* Start Data records *
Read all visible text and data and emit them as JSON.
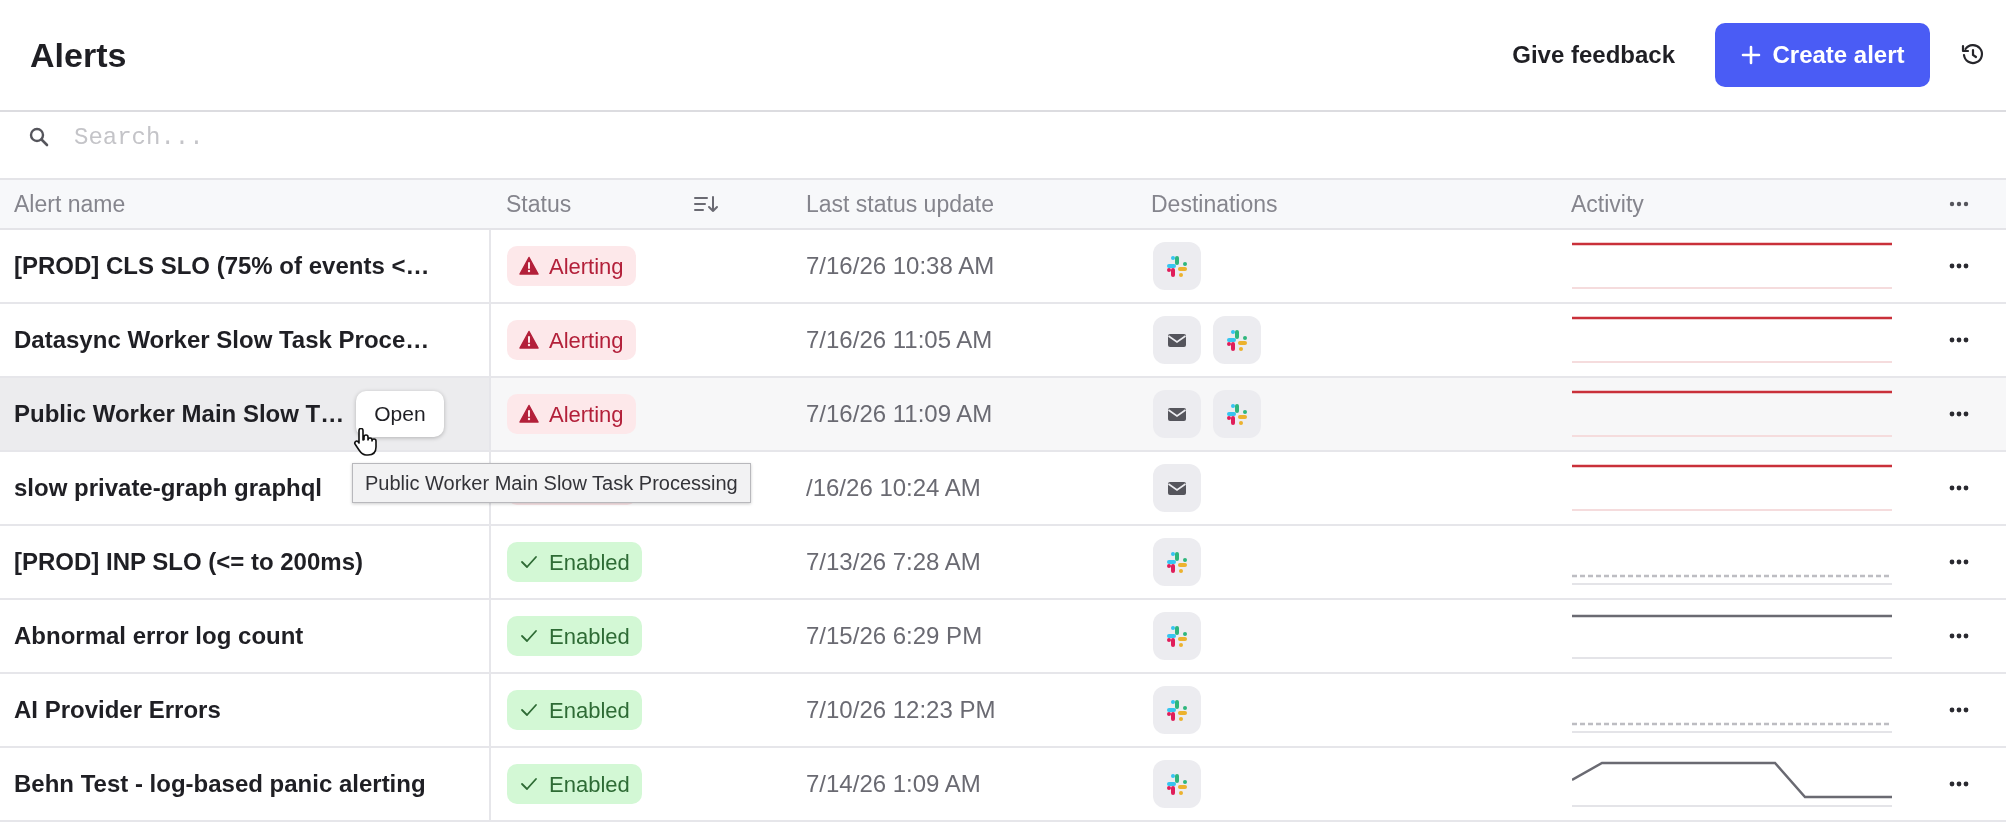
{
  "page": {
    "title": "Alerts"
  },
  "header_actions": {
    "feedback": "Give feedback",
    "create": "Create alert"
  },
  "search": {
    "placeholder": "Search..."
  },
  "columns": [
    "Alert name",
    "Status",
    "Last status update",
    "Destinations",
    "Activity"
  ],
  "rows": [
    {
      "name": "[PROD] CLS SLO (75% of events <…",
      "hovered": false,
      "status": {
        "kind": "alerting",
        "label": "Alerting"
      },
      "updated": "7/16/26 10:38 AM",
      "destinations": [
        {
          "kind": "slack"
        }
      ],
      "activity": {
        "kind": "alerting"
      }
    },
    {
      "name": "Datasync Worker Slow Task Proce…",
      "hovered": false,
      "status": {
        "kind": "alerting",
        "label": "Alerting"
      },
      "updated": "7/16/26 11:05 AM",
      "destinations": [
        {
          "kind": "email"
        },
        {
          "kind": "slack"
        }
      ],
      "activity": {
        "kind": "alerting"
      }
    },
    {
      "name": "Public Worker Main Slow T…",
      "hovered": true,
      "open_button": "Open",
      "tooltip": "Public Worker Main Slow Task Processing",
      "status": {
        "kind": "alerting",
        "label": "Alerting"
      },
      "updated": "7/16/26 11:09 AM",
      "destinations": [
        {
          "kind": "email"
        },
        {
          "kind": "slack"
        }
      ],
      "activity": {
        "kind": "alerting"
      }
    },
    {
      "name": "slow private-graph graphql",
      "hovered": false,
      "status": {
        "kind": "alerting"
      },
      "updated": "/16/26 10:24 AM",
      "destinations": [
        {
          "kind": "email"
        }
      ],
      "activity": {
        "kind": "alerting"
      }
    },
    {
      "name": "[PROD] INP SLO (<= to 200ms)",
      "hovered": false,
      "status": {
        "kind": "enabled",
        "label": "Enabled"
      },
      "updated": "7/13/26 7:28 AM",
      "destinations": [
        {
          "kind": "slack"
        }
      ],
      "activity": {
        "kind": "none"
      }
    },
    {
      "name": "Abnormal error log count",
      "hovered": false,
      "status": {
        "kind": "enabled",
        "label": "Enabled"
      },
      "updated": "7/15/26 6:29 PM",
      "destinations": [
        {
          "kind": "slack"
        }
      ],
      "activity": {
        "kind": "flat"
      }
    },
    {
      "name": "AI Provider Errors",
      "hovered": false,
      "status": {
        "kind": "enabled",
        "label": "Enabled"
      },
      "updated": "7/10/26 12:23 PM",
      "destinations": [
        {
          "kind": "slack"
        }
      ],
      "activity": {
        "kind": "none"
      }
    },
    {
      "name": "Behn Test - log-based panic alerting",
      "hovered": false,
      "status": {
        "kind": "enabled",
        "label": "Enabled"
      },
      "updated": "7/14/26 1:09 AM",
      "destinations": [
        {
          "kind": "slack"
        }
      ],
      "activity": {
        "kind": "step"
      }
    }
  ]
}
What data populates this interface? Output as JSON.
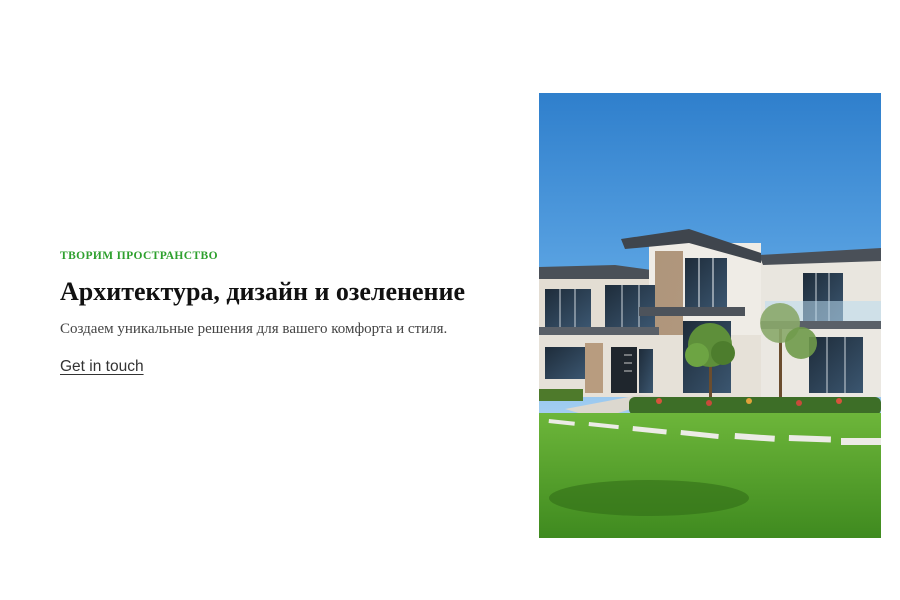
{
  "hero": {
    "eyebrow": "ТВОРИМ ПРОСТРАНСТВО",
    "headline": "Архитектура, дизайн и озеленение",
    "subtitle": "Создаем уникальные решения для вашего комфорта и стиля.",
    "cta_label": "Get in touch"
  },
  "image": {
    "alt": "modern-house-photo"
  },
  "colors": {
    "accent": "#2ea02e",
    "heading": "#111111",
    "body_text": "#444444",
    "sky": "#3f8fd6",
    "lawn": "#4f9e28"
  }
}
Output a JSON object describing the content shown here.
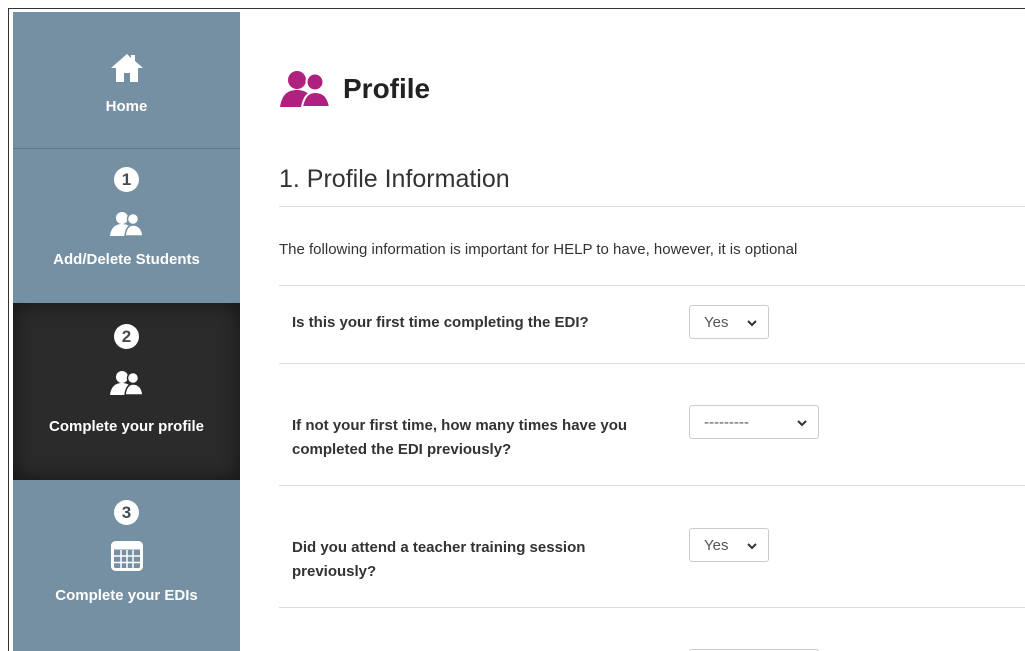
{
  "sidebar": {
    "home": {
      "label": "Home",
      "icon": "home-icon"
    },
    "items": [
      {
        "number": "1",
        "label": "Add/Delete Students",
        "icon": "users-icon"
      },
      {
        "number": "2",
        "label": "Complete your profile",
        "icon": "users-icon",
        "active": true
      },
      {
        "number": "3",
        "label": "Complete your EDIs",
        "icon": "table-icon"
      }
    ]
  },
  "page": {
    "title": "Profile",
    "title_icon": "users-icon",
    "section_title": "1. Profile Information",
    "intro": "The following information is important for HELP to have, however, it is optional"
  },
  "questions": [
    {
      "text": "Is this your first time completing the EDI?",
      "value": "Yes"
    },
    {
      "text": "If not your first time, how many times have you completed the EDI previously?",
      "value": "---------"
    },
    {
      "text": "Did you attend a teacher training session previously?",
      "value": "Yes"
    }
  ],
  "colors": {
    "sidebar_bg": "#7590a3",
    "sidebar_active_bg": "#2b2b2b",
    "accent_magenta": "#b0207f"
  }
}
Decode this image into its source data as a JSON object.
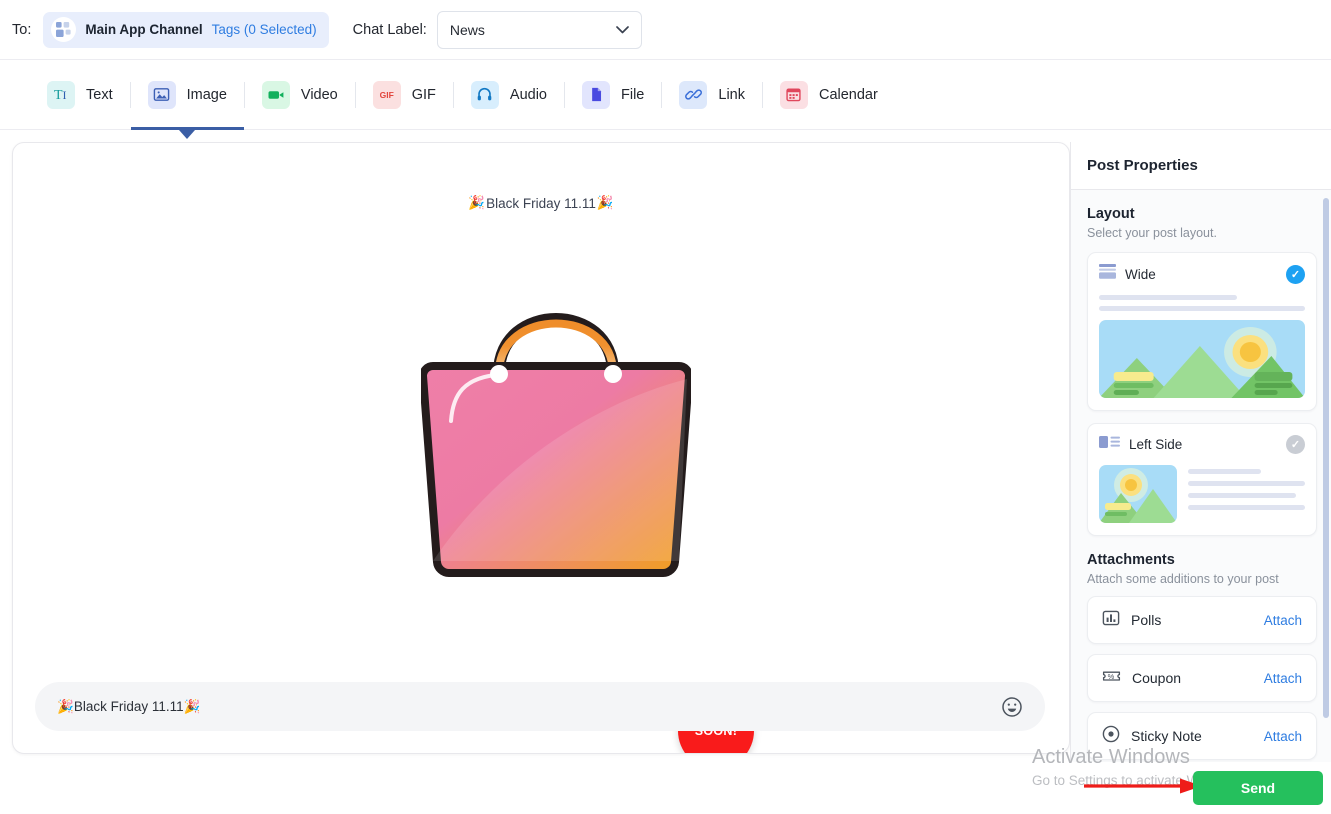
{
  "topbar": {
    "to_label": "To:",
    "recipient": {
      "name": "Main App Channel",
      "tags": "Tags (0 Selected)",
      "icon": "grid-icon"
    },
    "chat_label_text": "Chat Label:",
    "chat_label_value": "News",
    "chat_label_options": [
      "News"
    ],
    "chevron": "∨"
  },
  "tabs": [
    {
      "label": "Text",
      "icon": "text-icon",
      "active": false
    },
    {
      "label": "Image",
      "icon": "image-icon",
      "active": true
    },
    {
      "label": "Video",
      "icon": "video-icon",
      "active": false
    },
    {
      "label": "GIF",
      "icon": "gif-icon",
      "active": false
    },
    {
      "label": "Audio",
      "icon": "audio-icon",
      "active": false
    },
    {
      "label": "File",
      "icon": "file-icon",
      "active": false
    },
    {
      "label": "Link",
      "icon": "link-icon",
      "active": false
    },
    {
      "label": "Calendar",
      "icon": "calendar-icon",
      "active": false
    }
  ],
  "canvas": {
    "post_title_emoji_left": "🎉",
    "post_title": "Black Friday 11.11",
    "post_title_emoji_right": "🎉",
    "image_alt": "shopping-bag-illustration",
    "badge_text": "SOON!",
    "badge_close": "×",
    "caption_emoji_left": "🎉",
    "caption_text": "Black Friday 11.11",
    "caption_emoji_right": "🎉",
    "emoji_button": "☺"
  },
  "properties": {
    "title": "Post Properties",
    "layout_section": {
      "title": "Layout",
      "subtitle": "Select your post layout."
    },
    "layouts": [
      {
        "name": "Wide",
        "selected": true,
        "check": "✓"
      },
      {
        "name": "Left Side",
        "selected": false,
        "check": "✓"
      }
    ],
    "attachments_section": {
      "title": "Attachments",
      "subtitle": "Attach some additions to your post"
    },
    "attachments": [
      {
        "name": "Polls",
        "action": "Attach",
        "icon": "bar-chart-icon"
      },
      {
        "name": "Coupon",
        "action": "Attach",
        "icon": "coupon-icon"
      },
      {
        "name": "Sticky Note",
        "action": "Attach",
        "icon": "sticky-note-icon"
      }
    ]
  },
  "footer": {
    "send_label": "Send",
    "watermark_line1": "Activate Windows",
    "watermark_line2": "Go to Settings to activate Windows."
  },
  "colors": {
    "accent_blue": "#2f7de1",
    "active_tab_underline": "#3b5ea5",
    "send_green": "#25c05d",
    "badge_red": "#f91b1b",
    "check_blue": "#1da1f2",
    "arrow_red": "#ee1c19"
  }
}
* End Data records *
* Written problem: Transcribe each entry above exactly, apart from the pictures.

* Answer to this exercise:
Read all visible text and data and emit them as JSON.
{
  "page": {
    "title": "Alerts"
  },
  "header_actions": {
    "feedback": "Give feedback",
    "create": "Create alert"
  },
  "search": {
    "placeholder": "Search..."
  },
  "columns": [
    "Alert name",
    "Status",
    "Last status update",
    "Destinations",
    "Activity"
  ],
  "rows": [
    {
      "name": "[PROD] CLS SLO (75% of events <…",
      "hovered": false,
      "status": {
        "kind": "alerting",
        "label": "Alerting"
      },
      "updated": "7/16/26 10:38 AM",
      "destinations": [
        {
          "kind": "slack"
        }
      ],
      "activity": {
        "kind": "alerting"
      }
    },
    {
      "name": "Datasync Worker Slow Task Proce…",
      "hovered": false,
      "status": {
        "kind": "alerting",
        "label": "Alerting"
      },
      "updated": "7/16/26 11:05 AM",
      "destinations": [
        {
          "kind": "email"
        },
        {
          "kind": "slack"
        }
      ],
      "activity": {
        "kind": "alerting"
      }
    },
    {
      "name": "Public Worker Main Slow T…",
      "hovered": true,
      "open_button": "Open",
      "tooltip": "Public Worker Main Slow Task Processing",
      "status": {
        "kind": "alerting",
        "label": "Alerting"
      },
      "updated": "7/16/26 11:09 AM",
      "destinations": [
        {
          "kind": "email"
        },
        {
          "kind": "slack"
        }
      ],
      "activity": {
        "kind": "alerting"
      }
    },
    {
      "name": "slow private-graph graphql",
      "hovered": false,
      "status": {
        "kind": "alerting"
      },
      "updated": "/16/26 10:24 AM",
      "destinations": [
        {
          "kind": "email"
        }
      ],
      "activity": {
        "kind": "alerting"
      }
    },
    {
      "name": "[PROD] INP SLO (<= to 200ms)",
      "hovered": false,
      "status": {
        "kind": "enabled",
        "label": "Enabled"
      },
      "updated": "7/13/26 7:28 AM",
      "destinations": [
        {
          "kind": "slack"
        }
      ],
      "activity": {
        "kind": "none"
      }
    },
    {
      "name": "Abnormal error log count",
      "hovered": false,
      "status": {
        "kind": "enabled",
        "label": "Enabled"
      },
      "updated": "7/15/26 6:29 PM",
      "destinations": [
        {
          "kind": "slack"
        }
      ],
      "activity": {
        "kind": "flat"
      }
    },
    {
      "name": "AI Provider Errors",
      "hovered": false,
      "status": {
        "kind": "enabled",
        "label": "Enabled"
      },
      "updated": "7/10/26 12:23 PM",
      "destinations": [
        {
          "kind": "slack"
        }
      ],
      "activity": {
        "kind": "none"
      }
    },
    {
      "name": "Behn Test - log-based panic alerting",
      "hovered": false,
      "status": {
        "kind": "enabled",
        "label": "Enabled"
      },
      "updated": "7/14/26 1:09 AM",
      "destinations": [
        {
          "kind": "slack"
        }
      ],
      "activity": {
        "kind": "step"
      }
    }
  ]
}
What data populates this interface? Output as JSON.
{
  "hero": {
    "eyebrow": "ТВОРИМ ПРОСТРАНСТВО",
    "headline": "Архитектура, дизайн и озеленение",
    "subtitle": "Создаем уникальные решения для вашего комфорта и стиля.",
    "cta_label": "Get in touch"
  },
  "image": {
    "alt": "modern-house-photo"
  },
  "colors": {
    "accent": "#2ea02e",
    "heading": "#111111",
    "body_text": "#444444",
    "sky": "#3f8fd6",
    "lawn": "#4f9e28"
  }
}
Output a JSON object describing the content shown here.
{
  "sidebar": {
    "home": {
      "label": "Home",
      "icon": "home-icon"
    },
    "items": [
      {
        "number": "1",
        "label": "Add/Delete Students",
        "icon": "users-icon"
      },
      {
        "number": "2",
        "label": "Complete your profile",
        "icon": "users-icon",
        "active": true
      },
      {
        "number": "3",
        "label": "Complete your EDIs",
        "icon": "table-icon"
      }
    ]
  },
  "page": {
    "title": "Profile",
    "title_icon": "users-icon",
    "section_title": "1. Profile Information",
    "intro": "The following information is important for HELP to have, however, it is optional"
  },
  "questions": [
    {
      "text": "Is this your first time completing the EDI?",
      "value": "Yes"
    },
    {
      "text": "If not your first time, how many times have you completed the EDI previously?",
      "value": "---------"
    },
    {
      "text": "Did you attend a teacher training session previously?",
      "value": "Yes"
    }
  ],
  "colors": {
    "sidebar_bg": "#7590a3",
    "sidebar_active_bg": "#2b2b2b",
    "accent_magenta": "#b0207f"
  }
}
Decode this image into its source data as a JSON object.
{
  "topbar": {
    "to_label": "To:",
    "recipient": {
      "name": "Main App Channel",
      "tags": "Tags (0 Selected)",
      "icon": "grid-icon"
    },
    "chat_label_text": "Chat Label:",
    "chat_label_value": "News",
    "chat_label_options": [
      "News"
    ],
    "chevron": "∨"
  },
  "tabs": [
    {
      "label": "Text",
      "icon": "text-icon",
      "active": false
    },
    {
      "label": "Image",
      "icon": "image-icon",
      "active": true
    },
    {
      "label": "Video",
      "icon": "video-icon",
      "active": false
    },
    {
      "label": "GIF",
      "icon": "gif-icon",
      "active": false
    },
    {
      "label": "Audio",
      "icon": "audio-icon",
      "active": false
    },
    {
      "label": "File",
      "icon": "file-icon",
      "active": false
    },
    {
      "label": "Link",
      "icon": "link-icon",
      "active": false
    },
    {
      "label": "Calendar",
      "icon": "calendar-icon",
      "active": false
    }
  ],
  "canvas": {
    "post_title_emoji_left": "🎉",
    "post_title": "Black Friday 11.11",
    "post_title_emoji_right": "🎉",
    "image_alt": "shopping-bag-illustration",
    "badge_text": "SOON!",
    "badge_close": "×",
    "caption_emoji_left": "🎉",
    "caption_text": "Black Friday 11.11",
    "caption_emoji_right": "🎉",
    "emoji_button": "☺"
  },
  "properties": {
    "title": "Post Properties",
    "layout_section": {
      "title": "Layout",
      "subtitle": "Select your post layout."
    },
    "layouts": [
      {
        "name": "Wide",
        "selected": true,
        "check": "✓"
      },
      {
        "name": "Left Side",
        "selected": false,
        "check": "✓"
      }
    ],
    "attachments_section": {
      "title": "Attachments",
      "subtitle": "Attach some additions to your post"
    },
    "attachments": [
      {
        "name": "Polls",
        "action": "Attach",
        "icon": "bar-chart-icon"
      },
      {
        "name": "Coupon",
        "action": "Attach",
        "icon": "coupon-icon"
      },
      {
        "name": "Sticky Note",
        "action": "Attach",
        "icon": "sticky-note-icon"
      }
    ]
  },
  "footer": {
    "send_label": "Send",
    "watermark_line1": "Activate Windows",
    "watermark_line2": "Go to Settings to activate Windows."
  },
  "colors": {
    "accent_blue": "#2f7de1",
    "active_tab_underline": "#3b5ea5",
    "send_green": "#25c05d",
    "badge_red": "#f91b1b",
    "check_blue": "#1da1f2",
    "arrow_red": "#ee1c19"
  }
}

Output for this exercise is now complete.